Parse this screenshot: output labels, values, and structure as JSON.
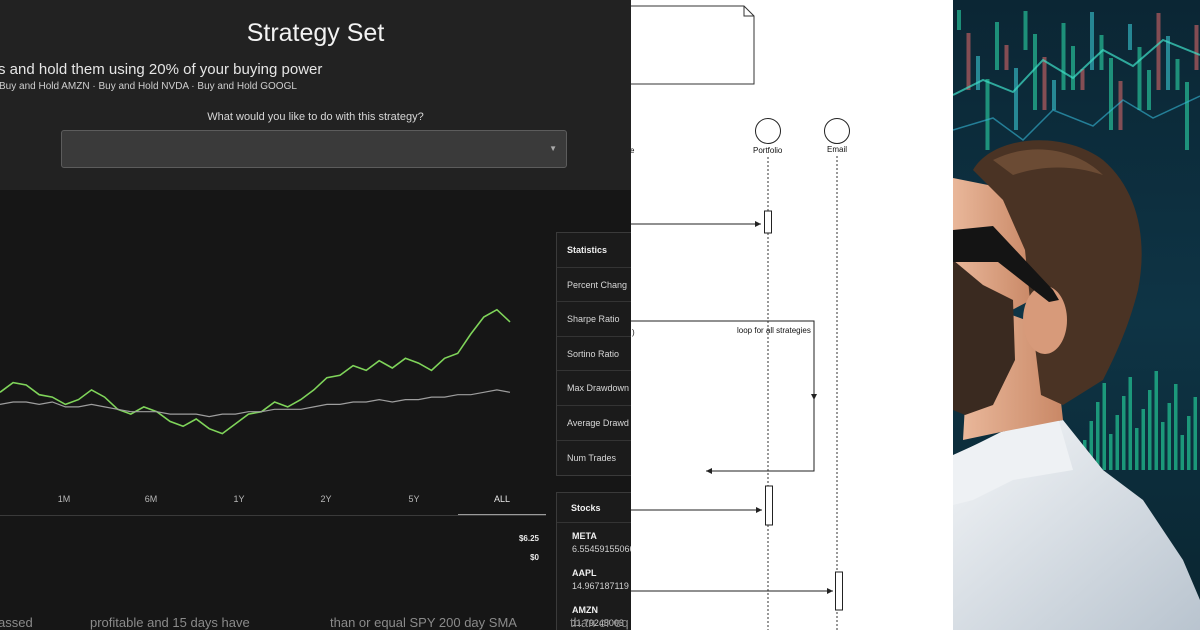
{
  "strategy": {
    "title": "Strategy Set",
    "subtitle": "s and hold them using 20% of your buying power",
    "components": "Buy and Hold AMZN · Buy and Hold NVDA · Buy and Hold GOOGL",
    "question": "What would you like to do with this strategy?",
    "select": {
      "selected": "",
      "arrow_icon": "caret-down-icon"
    }
  },
  "chart": {
    "range_tabs": [
      "1M",
      "6M",
      "1Y",
      "2Y",
      "5Y",
      "ALL"
    ],
    "active_tab": "ALL",
    "price_labels": [
      "$6.25",
      "$0"
    ],
    "colors": {
      "strategy": "#7fd45a",
      "benchmark": "#9e9e9e",
      "background": "#161616"
    }
  },
  "chart_data": {
    "type": "line",
    "x_labels": [
      "1M",
      "6M",
      "1Y",
      "2Y",
      "5Y",
      "ALL"
    ],
    "series": [
      {
        "color": "#7fd45a",
        "values": [
          3.2,
          3.6,
          3.5,
          3.1,
          3.0,
          2.7,
          2.9,
          3.3,
          3.0,
          2.5,
          2.3,
          2.6,
          2.4,
          2.0,
          1.8,
          2.1,
          1.7,
          1.5,
          1.9,
          2.3,
          2.4,
          2.8,
          2.6,
          2.9,
          3.3,
          3.8,
          3.9,
          4.3,
          4.1,
          4.5,
          4.2,
          4.6,
          4.4,
          4.1,
          4.6,
          4.8,
          5.6,
          6.3,
          6.6,
          6.1
        ]
      },
      {
        "color": "#9e9e9e",
        "values": [
          2.7,
          2.8,
          2.8,
          2.7,
          2.8,
          2.6,
          2.6,
          2.7,
          2.6,
          2.5,
          2.4,
          2.4,
          2.4,
          2.3,
          2.3,
          2.3,
          2.2,
          2.3,
          2.3,
          2.4,
          2.4,
          2.5,
          2.5,
          2.5,
          2.6,
          2.7,
          2.7,
          2.8,
          2.8,
          2.9,
          2.8,
          2.9,
          2.9,
          3.0,
          3.0,
          3.1,
          3.1,
          3.2,
          3.3,
          3.2
        ]
      }
    ]
  },
  "statistics": {
    "header": "Statistics",
    "rows": [
      "Percent Chang",
      "Sharpe Ratio",
      "Sortino Ratio",
      "Max Drawdown",
      "Average Drawd",
      "Num Trades"
    ]
  },
  "stocks": {
    "header": "Stocks",
    "items": [
      {
        "symbol": "META",
        "value": "6.55459155066"
      },
      {
        "symbol": "AAPL",
        "value": "14.967187119"
      },
      {
        "symbol": "AMZN",
        "value": "11.79245003"
      }
    ]
  },
  "bottom_text": [
    "assed",
    "profitable and 15 days have",
    "than or equal SPY 200 day SMA",
    "than or eq"
  ],
  "diagram": {
    "participants": [
      "Portfolio",
      "Email"
    ],
    "partial_label": "e",
    "loop_label": "loop for all strategies",
    "loop_edge_label": ")"
  }
}
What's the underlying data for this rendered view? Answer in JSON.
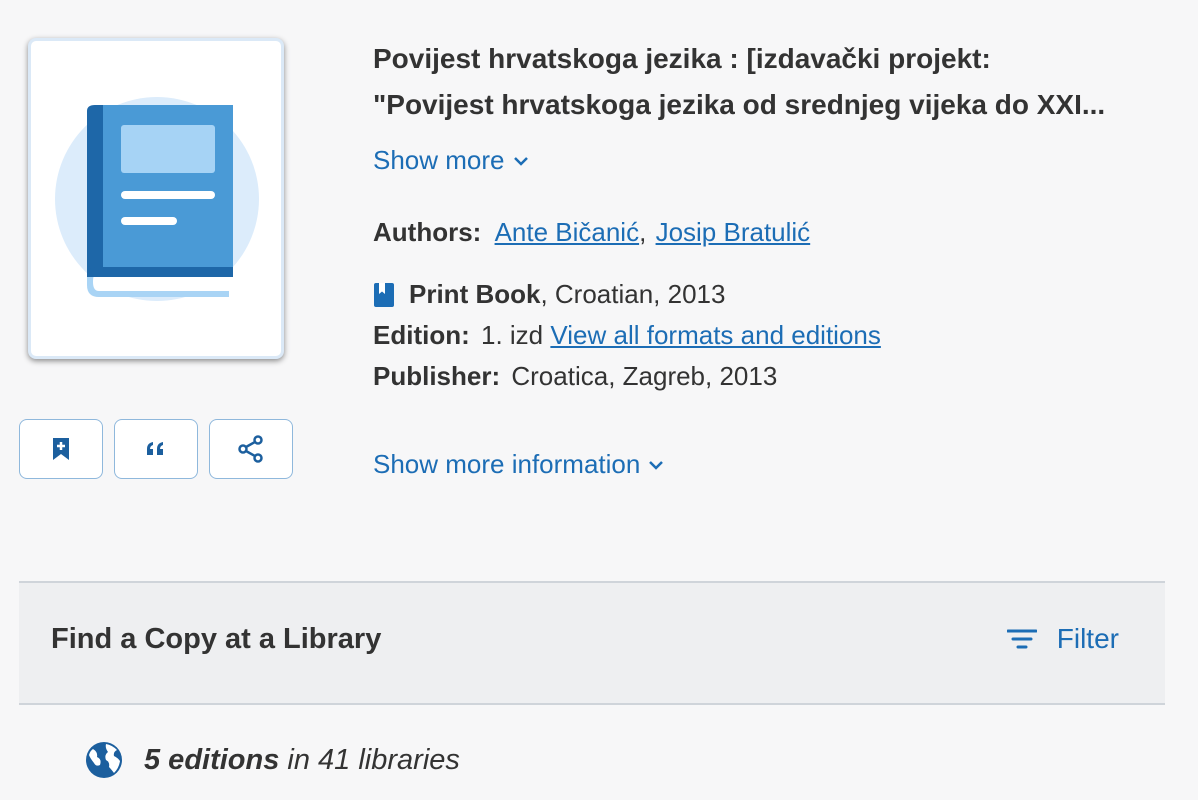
{
  "book": {
    "title_line1": "Povijest hrvatskoga jezika : [izdavački projekt:",
    "title_line2": "\"Povijest hrvatskoga jezika od srednjeg vijeka do XXI...",
    "show_more_label": "Show more",
    "authors_label": "Authors:",
    "authors": [
      "Ante Bičanić",
      "Josip Bratulić"
    ],
    "author_separator": ",",
    "format_label": "Print Book",
    "format_rest": ", Croatian, 2013",
    "edition_label": "Edition:",
    "edition_value": "1. izd",
    "view_editions_label": "View all formats and editions",
    "publisher_label": "Publisher:",
    "publisher_value": "Croatica, Zagreb, 2013",
    "show_more_info_label": "Show more information"
  },
  "actions": {
    "icons": [
      "bookmark-add-icon",
      "quote-icon",
      "share-icon"
    ]
  },
  "find_copy": {
    "title": "Find a Copy at a Library",
    "filter_label": "Filter"
  },
  "editions_summary": {
    "editions_count": "5 editions",
    "libraries_text": " in 41 libraries"
  },
  "colors": {
    "link": "#1c6db5",
    "book_icon_dark": "#2b7bbf",
    "book_icon_light": "#5aaee8"
  }
}
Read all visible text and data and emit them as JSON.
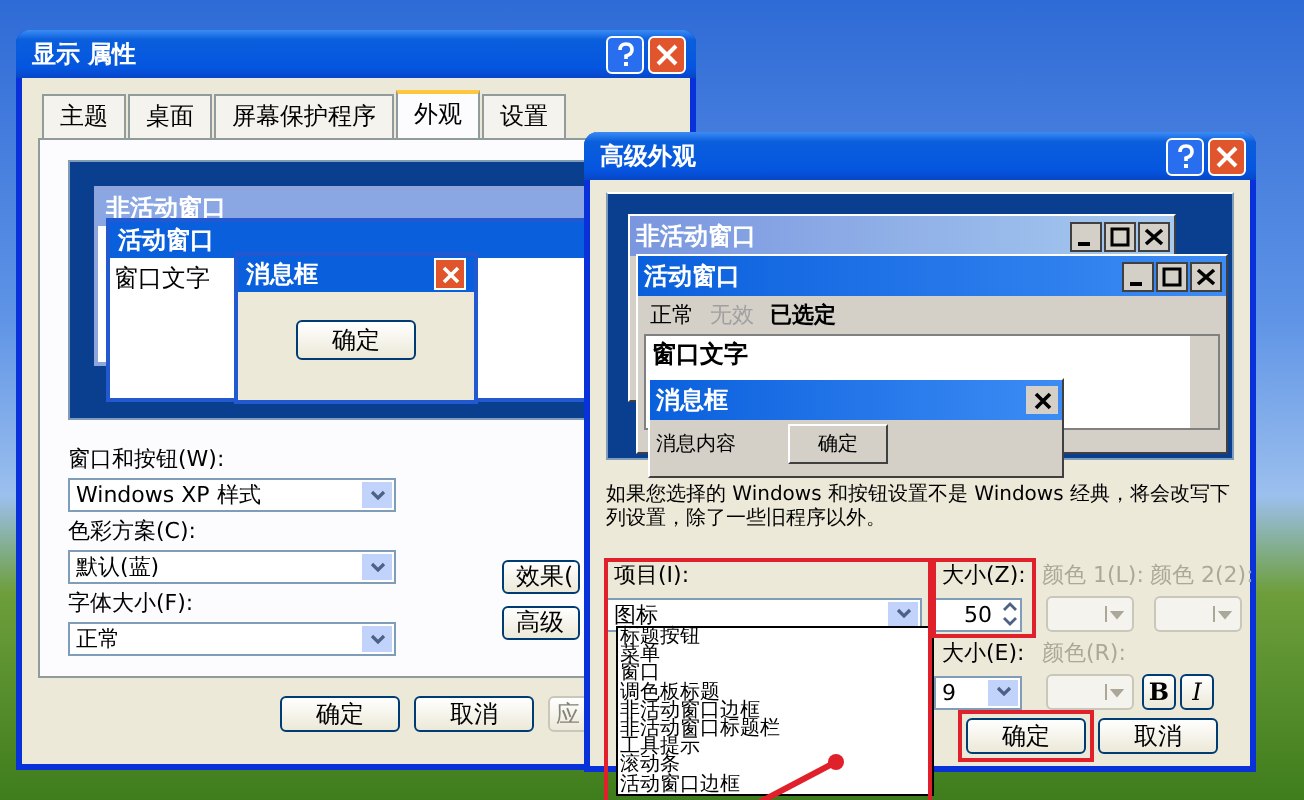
{
  "display_properties": {
    "title": "显示 属性",
    "tabs": [
      {
        "label": "主题",
        "selected": false
      },
      {
        "label": "桌面",
        "selected": false
      },
      {
        "label": "屏幕保护程序",
        "selected": false
      },
      {
        "label": "外观",
        "selected": true
      },
      {
        "label": "设置",
        "selected": false
      }
    ],
    "preview": {
      "inactive_title": "非活动窗口",
      "active_title": "活动窗口",
      "window_text": "窗口文字",
      "message_title": "消息框",
      "ok_button": "确定"
    },
    "fields": [
      {
        "label": "窗口和按钮(W):",
        "value": "Windows XP 样式"
      },
      {
        "label": "色彩方案(C):",
        "value": "默认(蓝)"
      },
      {
        "label": "字体大小(F):",
        "value": "正常"
      }
    ],
    "side_buttons": [
      "效果(",
      "高级"
    ],
    "buttons": [
      {
        "label": "确定",
        "disabled": false
      },
      {
        "label": "取消",
        "disabled": false
      },
      {
        "label": "应",
        "disabled": true
      }
    ]
  },
  "advanced_appearance": {
    "title": "高级外观",
    "preview": {
      "inactive_title": "非活动窗口",
      "active_title": "活动窗口",
      "menu": [
        {
          "label": "正常",
          "kind": "normal"
        },
        {
          "label": "无效",
          "kind": "disabled"
        },
        {
          "label": "已选定",
          "kind": "selected"
        }
      ],
      "window_text": "窗口文字",
      "message_title": "消息框",
      "message_text": "消息内容",
      "ok_button": "确定"
    },
    "notice": "如果您选择的 Windows 和按钮设置不是 Windows 经典，将会改写下列设置，除了一些旧程序以外。",
    "item": {
      "label": "项目(I):",
      "value": "图标",
      "options": [
        "标题按钮",
        "菜单",
        "窗口",
        "调色板标题",
        "非活动窗口边框",
        "非活动窗口标题栏",
        "工具提示",
        "滚动条",
        "活动窗口边框"
      ]
    },
    "size": {
      "label": "大小(Z):",
      "value": "50"
    },
    "color_1": {
      "label": "颜色 1(L):",
      "disabled": true
    },
    "color_2": {
      "label": "颜色 2(2):",
      "disabled": true
    },
    "font_size": {
      "label": "大小(E):",
      "value": "9"
    },
    "font_color": {
      "label": "颜色(R):",
      "disabled": true
    },
    "bold_button": "B",
    "italic_button": "I",
    "buttons": [
      "确定",
      "取消"
    ]
  }
}
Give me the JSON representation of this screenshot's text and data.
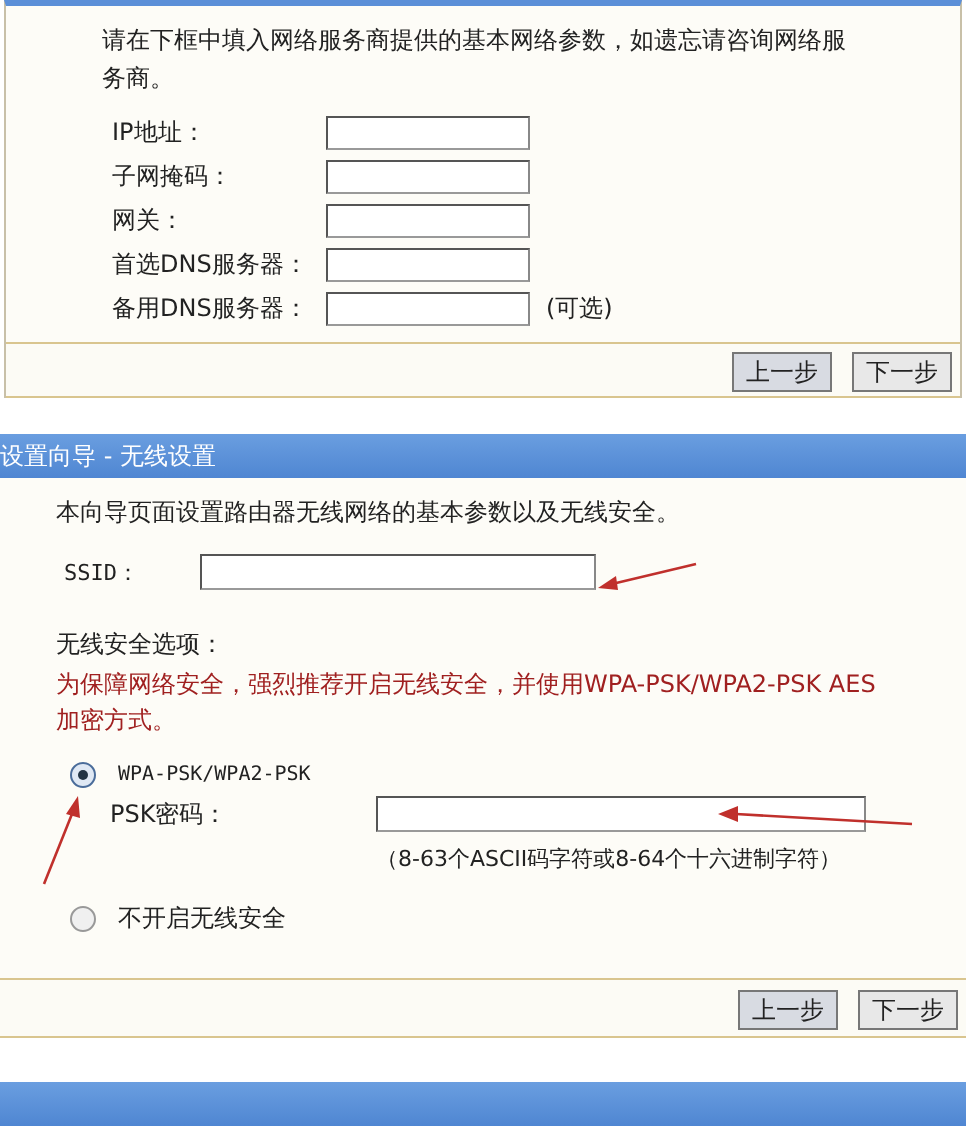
{
  "wan_panel": {
    "intro": "请在下框中填入网络服务商提供的基本网络参数，如遗忘请咨询网络服务商。",
    "fields": [
      {
        "label": "IP地址："
      },
      {
        "label": "子网掩码："
      },
      {
        "label": "网关："
      },
      {
        "label": "首选DNS服务器："
      },
      {
        "label": "备用DNS服务器：",
        "note": "(可选)"
      }
    ],
    "buttons": [
      "上一步",
      "下一步"
    ]
  },
  "wireless_panel": {
    "title": "设置向导 - 无线设置",
    "intro": "本向导页面设置路由器无线网络的基本参数以及无线安全。",
    "ssid_label": "SSID：",
    "security_heading": "无线安全选项：",
    "warning": "为保障网络安全，强烈推荐开启无线安全，并使用WPA-PSK/WPA2-PSK AES加密方式。",
    "options": [
      {
        "label": "WPA-PSK/WPA2-PSK",
        "selected": true,
        "kind": "psk",
        "psk_label": "PSK密码：",
        "psk_hint": "（8-63个ASCII码字符或8-64个十六进制字符）"
      },
      {
        "label": "不开启无线安全",
        "selected": false,
        "kind": "plain"
      }
    ],
    "buttons": [
      "上一步",
      "下一步"
    ]
  },
  "next_panel": {
    "kind": "header"
  }
}
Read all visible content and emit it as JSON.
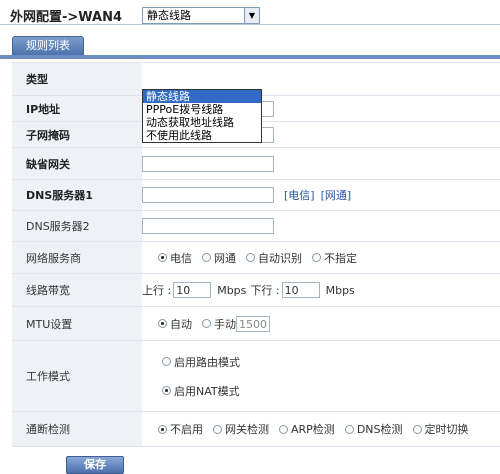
{
  "page": {
    "title": "外网配置->WAN4",
    "tab": "规则列表",
    "save_label": "保存"
  },
  "form": {
    "line_type": {
      "label": "类型",
      "value": "静态线路",
      "options": [
        "静态线路",
        "PPPoE拨号线路",
        "动态获取地址线路",
        "不使用此线路"
      ]
    },
    "ip": {
      "label": "IP地址",
      "value": ""
    },
    "mask": {
      "label": "子网掩码",
      "value": ""
    },
    "gateway": {
      "label": "缺省网关",
      "value": ""
    },
    "dns1": {
      "label": "DNS服务器1",
      "value": "",
      "links": [
        "[电信]",
        "[网通]"
      ]
    },
    "dns2": {
      "label": "DNS服务器2",
      "value": ""
    },
    "isp": {
      "label": "网络服务商",
      "options": [
        "电信",
        "网通",
        "自动识别",
        "不指定"
      ],
      "selected": 0
    },
    "bandwidth": {
      "label": "线路带宽",
      "up_label": "上行 :",
      "up_value": "10",
      "unit": "Mbps",
      "down_label": "下行 :",
      "down_value": "10"
    },
    "mtu": {
      "label": "MTU设置",
      "options": [
        "自动",
        "手动"
      ],
      "selected": 0,
      "manual_value": "1500"
    },
    "work_mode": {
      "label": "工作模式",
      "options": [
        "启用路由模式",
        "启用NAT模式"
      ],
      "selected": 1
    },
    "detect": {
      "label": "通断检测",
      "options": [
        "不启用",
        "网关检测",
        "ARP检测",
        "DNS检测",
        "定时切换"
      ],
      "selected": 0
    }
  }
}
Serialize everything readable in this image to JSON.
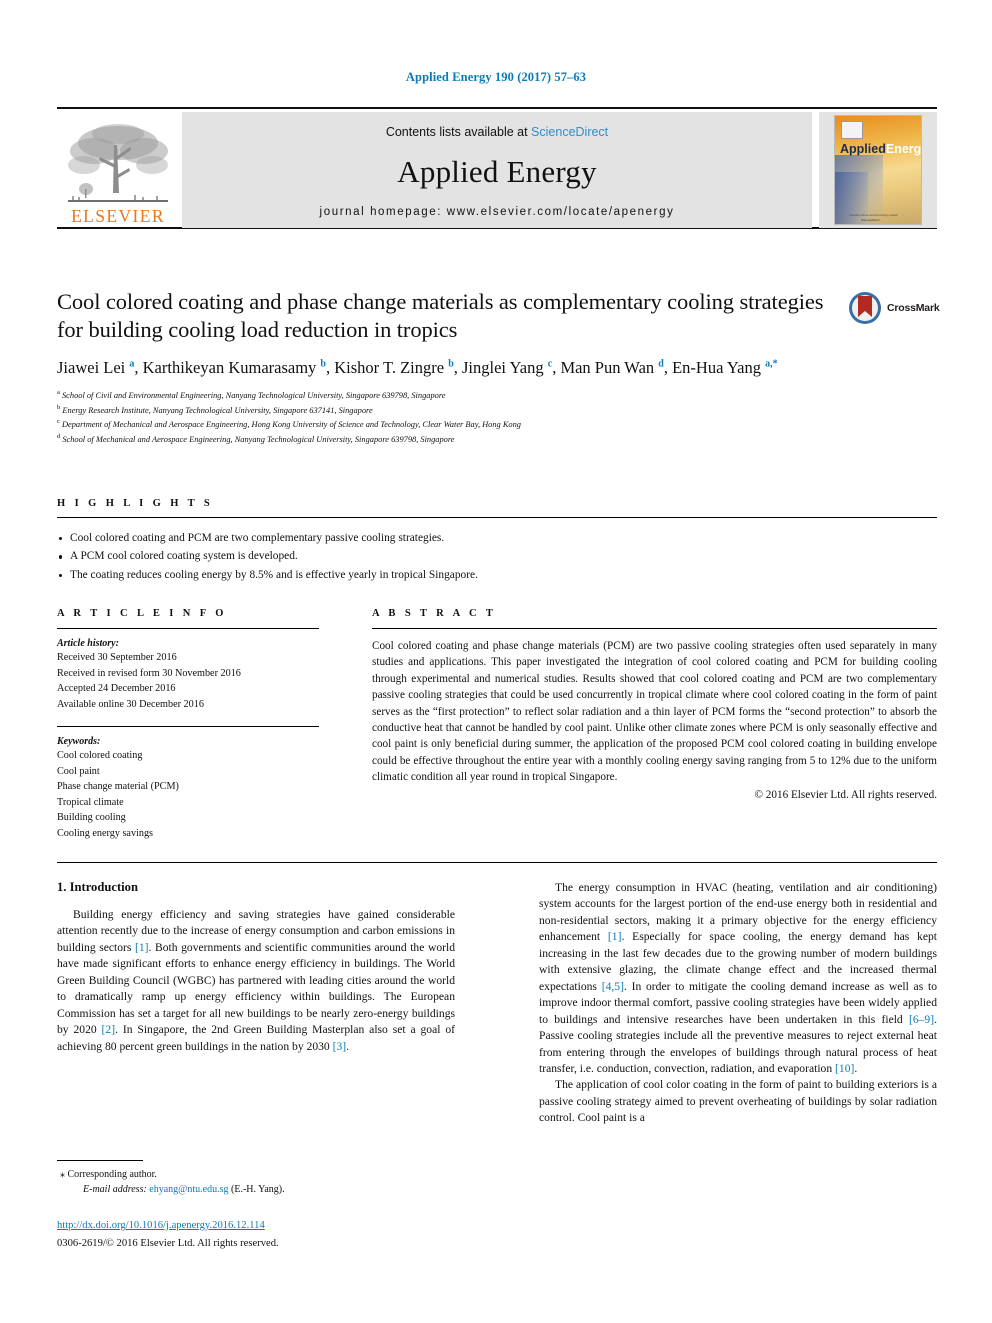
+++++
• What is needed: Locate and copy each line in the data above that includes the word "header".

• Solution to this exercise:
    "header": "Statistics",
    "header": "Stocks",
    "kind": "header"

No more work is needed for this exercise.